**WHAT IS REQUIRED**:
Work through the data line by line, gathering every line that has the word "better".

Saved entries

* start *

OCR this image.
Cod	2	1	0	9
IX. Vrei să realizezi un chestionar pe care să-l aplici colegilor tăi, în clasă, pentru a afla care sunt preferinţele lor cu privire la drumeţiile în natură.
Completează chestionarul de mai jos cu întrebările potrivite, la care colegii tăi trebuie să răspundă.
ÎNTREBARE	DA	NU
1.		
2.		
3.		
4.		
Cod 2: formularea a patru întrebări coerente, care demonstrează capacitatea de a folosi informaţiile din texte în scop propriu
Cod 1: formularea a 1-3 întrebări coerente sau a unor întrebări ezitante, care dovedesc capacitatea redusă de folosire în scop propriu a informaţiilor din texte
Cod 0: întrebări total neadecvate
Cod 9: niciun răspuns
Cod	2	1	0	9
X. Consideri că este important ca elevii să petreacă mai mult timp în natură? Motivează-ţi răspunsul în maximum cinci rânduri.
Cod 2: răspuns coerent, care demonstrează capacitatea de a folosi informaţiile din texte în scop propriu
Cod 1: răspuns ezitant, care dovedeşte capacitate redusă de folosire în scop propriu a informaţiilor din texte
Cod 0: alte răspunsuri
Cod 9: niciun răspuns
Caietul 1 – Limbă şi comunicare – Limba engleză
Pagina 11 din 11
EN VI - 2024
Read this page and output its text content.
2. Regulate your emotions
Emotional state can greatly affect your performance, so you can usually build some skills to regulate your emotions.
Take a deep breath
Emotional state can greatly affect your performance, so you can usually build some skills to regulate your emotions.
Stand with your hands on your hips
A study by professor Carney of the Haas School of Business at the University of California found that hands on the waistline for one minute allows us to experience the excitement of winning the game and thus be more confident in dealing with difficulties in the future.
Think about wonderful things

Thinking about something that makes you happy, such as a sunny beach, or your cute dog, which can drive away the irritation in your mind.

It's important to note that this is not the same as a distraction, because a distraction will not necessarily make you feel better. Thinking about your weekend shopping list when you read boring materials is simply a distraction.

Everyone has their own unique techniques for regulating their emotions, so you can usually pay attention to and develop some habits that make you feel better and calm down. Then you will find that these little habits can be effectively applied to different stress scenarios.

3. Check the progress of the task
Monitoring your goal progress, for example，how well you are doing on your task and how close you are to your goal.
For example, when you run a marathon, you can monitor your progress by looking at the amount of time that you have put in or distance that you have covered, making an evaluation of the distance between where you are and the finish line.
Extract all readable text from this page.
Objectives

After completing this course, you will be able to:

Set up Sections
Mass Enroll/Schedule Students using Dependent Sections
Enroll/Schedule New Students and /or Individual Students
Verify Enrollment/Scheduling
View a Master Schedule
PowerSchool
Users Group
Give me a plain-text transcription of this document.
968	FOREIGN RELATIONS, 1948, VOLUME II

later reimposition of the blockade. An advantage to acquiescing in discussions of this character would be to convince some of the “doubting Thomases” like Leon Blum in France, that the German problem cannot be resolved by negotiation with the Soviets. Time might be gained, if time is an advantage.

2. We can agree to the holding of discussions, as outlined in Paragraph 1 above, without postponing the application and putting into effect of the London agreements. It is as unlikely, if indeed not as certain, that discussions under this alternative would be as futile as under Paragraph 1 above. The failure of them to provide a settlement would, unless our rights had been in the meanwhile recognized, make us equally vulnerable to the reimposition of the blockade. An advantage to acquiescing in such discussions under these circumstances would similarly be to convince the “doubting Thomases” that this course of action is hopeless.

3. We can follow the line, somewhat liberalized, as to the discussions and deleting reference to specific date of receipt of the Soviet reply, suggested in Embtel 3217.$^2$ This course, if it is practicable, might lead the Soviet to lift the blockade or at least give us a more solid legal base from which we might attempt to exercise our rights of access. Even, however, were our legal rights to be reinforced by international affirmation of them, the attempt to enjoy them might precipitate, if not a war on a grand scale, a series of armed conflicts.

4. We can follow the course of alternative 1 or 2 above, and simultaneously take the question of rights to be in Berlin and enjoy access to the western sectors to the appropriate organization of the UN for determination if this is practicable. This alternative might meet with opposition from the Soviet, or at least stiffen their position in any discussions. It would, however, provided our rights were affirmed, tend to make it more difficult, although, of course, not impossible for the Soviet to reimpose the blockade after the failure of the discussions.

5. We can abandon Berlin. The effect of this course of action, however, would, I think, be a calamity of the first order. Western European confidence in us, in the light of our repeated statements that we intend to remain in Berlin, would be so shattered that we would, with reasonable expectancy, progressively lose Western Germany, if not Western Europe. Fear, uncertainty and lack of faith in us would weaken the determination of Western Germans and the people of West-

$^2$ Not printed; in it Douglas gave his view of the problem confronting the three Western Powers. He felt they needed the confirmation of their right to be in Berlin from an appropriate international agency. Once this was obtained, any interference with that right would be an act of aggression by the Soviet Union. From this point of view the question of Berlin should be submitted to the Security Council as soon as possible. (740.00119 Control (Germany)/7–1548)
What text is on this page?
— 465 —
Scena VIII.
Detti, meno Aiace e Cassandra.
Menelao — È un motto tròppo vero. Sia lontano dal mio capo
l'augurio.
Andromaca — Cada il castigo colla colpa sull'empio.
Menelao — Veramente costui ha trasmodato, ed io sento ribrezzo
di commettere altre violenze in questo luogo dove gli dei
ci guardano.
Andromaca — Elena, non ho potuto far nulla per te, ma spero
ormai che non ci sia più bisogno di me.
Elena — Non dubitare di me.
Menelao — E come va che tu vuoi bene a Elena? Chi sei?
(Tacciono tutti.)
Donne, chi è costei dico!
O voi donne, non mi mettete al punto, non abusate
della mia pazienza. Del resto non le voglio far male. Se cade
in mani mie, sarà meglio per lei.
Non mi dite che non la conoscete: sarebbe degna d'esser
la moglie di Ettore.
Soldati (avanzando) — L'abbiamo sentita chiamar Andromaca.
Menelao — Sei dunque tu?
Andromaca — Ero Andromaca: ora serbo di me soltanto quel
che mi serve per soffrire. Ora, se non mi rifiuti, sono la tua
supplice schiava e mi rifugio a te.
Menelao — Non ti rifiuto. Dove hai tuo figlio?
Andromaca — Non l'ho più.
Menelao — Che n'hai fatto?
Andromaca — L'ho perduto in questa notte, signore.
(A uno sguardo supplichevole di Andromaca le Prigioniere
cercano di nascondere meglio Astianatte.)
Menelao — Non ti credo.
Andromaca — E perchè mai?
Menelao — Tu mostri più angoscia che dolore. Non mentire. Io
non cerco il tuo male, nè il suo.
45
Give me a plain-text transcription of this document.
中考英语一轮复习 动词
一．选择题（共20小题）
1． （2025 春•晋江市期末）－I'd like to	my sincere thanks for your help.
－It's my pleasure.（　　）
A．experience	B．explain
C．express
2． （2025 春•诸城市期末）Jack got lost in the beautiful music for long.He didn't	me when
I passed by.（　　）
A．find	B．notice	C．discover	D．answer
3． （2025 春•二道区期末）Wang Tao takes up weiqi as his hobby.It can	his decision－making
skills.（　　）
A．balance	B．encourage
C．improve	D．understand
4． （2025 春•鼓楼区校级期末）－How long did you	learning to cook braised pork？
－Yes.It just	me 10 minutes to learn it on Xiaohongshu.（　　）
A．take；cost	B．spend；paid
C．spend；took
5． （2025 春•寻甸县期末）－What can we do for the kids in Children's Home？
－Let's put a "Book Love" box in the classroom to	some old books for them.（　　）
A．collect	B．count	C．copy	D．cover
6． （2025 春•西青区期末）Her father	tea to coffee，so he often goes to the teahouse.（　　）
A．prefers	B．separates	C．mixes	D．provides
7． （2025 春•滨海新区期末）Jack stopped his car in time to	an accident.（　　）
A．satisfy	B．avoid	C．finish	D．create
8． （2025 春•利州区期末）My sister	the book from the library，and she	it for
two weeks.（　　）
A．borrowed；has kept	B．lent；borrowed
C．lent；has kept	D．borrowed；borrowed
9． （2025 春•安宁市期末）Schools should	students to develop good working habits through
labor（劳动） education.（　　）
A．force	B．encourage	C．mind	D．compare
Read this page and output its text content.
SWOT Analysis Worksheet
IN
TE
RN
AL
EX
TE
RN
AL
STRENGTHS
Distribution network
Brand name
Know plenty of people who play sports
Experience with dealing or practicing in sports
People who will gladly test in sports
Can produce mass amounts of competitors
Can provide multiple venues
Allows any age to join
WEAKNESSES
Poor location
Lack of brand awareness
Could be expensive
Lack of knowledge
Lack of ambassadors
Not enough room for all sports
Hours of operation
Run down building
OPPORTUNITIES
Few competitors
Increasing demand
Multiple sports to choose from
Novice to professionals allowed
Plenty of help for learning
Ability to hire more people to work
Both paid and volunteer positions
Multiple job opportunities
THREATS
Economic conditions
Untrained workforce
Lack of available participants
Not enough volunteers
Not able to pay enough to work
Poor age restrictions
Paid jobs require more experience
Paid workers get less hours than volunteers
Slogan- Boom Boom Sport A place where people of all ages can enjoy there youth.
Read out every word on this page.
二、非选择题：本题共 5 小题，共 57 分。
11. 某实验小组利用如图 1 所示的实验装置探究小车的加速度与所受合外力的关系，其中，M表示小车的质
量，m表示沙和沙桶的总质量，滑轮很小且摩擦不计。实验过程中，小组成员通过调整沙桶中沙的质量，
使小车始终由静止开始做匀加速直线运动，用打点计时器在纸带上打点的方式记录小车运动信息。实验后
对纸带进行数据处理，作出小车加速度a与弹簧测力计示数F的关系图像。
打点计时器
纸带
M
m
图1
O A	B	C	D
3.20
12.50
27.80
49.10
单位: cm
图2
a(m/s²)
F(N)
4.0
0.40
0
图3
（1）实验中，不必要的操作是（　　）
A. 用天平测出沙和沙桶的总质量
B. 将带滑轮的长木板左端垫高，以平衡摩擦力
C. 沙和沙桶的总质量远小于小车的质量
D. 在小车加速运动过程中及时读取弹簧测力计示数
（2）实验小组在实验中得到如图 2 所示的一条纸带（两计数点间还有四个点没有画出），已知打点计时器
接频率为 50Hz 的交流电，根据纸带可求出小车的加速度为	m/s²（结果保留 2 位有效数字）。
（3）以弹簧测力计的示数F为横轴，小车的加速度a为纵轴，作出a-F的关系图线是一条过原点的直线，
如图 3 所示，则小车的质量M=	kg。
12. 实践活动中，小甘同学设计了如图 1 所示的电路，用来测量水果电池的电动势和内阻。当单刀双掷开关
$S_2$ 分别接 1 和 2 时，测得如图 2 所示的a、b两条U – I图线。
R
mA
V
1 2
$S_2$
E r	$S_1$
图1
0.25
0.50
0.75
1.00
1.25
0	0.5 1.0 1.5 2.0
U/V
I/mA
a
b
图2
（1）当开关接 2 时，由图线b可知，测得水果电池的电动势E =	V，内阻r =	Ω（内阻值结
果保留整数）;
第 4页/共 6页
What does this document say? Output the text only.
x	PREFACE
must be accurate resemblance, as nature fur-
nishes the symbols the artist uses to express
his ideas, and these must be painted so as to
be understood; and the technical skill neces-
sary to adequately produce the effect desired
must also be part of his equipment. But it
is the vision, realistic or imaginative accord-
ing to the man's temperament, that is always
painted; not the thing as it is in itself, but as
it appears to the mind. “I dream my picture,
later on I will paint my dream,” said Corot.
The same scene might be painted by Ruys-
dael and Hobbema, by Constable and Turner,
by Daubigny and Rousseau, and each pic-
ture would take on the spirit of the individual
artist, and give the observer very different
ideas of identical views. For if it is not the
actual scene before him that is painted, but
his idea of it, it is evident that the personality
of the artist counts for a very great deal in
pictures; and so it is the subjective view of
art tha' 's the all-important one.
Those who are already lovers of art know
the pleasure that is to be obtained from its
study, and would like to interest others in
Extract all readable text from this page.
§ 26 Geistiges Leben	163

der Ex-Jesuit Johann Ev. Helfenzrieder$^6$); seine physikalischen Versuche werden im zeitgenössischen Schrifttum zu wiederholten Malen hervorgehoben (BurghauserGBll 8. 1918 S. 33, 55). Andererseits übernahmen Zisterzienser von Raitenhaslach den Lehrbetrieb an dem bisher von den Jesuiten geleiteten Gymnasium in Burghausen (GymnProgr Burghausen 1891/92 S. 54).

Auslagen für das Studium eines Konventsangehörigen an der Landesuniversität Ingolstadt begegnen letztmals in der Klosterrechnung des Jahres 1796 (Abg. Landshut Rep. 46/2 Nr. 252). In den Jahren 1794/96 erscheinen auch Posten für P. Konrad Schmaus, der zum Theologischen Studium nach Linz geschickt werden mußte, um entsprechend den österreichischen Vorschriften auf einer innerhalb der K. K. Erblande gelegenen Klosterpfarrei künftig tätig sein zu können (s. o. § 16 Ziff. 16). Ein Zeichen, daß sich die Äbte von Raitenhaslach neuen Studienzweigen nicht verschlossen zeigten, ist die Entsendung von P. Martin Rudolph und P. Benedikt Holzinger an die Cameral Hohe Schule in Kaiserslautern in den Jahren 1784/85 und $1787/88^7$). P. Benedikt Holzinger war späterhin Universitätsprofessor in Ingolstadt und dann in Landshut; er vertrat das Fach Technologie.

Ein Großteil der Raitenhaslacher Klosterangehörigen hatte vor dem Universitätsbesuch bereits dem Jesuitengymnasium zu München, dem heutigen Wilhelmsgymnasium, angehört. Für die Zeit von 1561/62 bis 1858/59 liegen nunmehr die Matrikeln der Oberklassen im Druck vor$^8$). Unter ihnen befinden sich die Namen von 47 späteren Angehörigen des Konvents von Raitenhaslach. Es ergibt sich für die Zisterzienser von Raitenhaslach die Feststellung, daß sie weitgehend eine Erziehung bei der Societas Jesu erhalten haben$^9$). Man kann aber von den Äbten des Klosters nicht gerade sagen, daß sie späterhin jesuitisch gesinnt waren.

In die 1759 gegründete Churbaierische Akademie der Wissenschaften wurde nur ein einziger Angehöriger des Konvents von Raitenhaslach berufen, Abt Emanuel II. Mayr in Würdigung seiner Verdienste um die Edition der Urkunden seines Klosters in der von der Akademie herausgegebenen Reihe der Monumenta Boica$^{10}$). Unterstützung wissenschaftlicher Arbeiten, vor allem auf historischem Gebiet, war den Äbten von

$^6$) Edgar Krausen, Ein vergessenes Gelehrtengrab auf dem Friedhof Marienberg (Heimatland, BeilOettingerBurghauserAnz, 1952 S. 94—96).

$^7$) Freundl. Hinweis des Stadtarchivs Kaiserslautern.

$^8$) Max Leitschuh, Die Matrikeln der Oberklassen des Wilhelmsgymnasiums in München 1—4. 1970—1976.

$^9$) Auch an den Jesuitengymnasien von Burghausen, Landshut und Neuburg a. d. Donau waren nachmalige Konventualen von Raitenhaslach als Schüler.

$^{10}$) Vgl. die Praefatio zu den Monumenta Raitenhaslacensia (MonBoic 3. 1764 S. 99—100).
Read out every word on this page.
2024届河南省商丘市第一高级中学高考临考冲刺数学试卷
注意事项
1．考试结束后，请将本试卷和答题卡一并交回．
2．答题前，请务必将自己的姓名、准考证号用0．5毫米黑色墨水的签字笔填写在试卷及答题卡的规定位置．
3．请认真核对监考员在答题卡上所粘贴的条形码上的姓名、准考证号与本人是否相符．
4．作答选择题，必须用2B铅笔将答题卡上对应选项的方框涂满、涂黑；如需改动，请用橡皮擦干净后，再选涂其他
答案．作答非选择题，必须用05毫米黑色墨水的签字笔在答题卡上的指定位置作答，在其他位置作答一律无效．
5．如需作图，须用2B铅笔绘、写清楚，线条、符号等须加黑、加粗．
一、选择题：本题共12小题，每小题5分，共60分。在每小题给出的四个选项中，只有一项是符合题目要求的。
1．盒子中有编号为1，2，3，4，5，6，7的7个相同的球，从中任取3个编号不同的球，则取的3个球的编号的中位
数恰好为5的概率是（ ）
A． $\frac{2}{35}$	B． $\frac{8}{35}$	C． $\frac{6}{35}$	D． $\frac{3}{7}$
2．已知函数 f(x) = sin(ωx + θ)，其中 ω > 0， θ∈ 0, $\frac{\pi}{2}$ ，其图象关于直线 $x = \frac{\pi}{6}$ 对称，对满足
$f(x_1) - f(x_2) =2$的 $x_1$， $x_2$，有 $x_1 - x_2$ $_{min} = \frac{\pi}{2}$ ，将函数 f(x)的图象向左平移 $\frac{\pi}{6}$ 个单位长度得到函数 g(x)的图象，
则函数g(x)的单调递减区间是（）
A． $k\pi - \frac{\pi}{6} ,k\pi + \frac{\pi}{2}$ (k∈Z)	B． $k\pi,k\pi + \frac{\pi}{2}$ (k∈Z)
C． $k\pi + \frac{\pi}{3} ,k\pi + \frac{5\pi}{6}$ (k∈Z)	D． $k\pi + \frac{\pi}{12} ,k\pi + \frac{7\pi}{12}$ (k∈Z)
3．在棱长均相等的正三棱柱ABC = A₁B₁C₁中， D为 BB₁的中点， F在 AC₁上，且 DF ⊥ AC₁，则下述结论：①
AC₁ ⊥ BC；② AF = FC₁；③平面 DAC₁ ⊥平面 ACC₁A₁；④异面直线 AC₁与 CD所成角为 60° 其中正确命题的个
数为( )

* end *

**EXERCISE RESPONSE**:
It's important to note that this is not the same as a distraction, because a distraction will not necessarily make you feel better. Thinking about your weekend shopping list when you read boring materials is simply a distraction.
Everyone has their own unique techniques for regulating their emotions, so you can usually pay attention to and develop some habits that make you feel better and calm down. Then you will find that these little habits can be effectively applied to different stress scenarios.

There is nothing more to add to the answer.